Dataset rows
------------------------------------------------------------
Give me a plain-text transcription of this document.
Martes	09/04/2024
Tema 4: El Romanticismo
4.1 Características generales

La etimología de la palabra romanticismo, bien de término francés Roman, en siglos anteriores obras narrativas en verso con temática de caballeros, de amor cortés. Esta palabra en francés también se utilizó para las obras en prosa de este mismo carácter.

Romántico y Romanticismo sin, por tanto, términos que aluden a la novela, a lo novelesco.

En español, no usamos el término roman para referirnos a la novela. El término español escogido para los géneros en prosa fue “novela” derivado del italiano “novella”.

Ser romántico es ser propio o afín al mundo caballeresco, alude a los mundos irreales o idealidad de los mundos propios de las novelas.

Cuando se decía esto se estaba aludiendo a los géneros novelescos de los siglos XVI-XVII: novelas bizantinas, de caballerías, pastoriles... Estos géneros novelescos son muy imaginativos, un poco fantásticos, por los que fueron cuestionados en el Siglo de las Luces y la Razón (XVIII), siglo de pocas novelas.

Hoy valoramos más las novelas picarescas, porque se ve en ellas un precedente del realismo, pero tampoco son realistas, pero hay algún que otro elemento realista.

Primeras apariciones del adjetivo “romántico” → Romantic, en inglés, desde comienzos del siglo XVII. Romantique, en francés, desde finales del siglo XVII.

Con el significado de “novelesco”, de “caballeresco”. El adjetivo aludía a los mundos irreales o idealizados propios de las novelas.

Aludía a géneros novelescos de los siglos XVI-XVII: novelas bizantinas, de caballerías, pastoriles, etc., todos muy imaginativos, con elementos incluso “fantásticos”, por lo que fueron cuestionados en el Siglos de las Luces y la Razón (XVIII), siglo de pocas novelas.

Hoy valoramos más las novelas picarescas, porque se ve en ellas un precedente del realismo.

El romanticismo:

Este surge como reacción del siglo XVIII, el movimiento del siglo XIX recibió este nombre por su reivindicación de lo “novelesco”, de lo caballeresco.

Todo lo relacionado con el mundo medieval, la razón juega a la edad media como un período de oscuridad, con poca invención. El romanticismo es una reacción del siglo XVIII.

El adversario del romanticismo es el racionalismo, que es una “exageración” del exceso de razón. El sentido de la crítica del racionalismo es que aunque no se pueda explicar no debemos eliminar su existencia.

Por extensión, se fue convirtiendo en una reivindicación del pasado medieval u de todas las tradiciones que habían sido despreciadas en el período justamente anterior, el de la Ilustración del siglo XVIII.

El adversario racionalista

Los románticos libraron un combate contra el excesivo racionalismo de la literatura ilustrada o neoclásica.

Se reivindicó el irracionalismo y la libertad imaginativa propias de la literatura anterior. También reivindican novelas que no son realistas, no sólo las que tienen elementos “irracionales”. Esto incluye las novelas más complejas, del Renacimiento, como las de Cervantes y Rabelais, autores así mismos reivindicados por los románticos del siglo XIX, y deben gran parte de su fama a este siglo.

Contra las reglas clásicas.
------------------------------------------------------------
Search the entries for the word "porque" and copy every line that has it.

Hoy valoramos más las novelas picarescas, porque se ve en ellas un precedente del realismo, pero tampoco son realistas, pero hay algún que otro elemento realista.
Hoy valoramos más las novelas picarescas, porque se ve en ellas un precedente del realismo.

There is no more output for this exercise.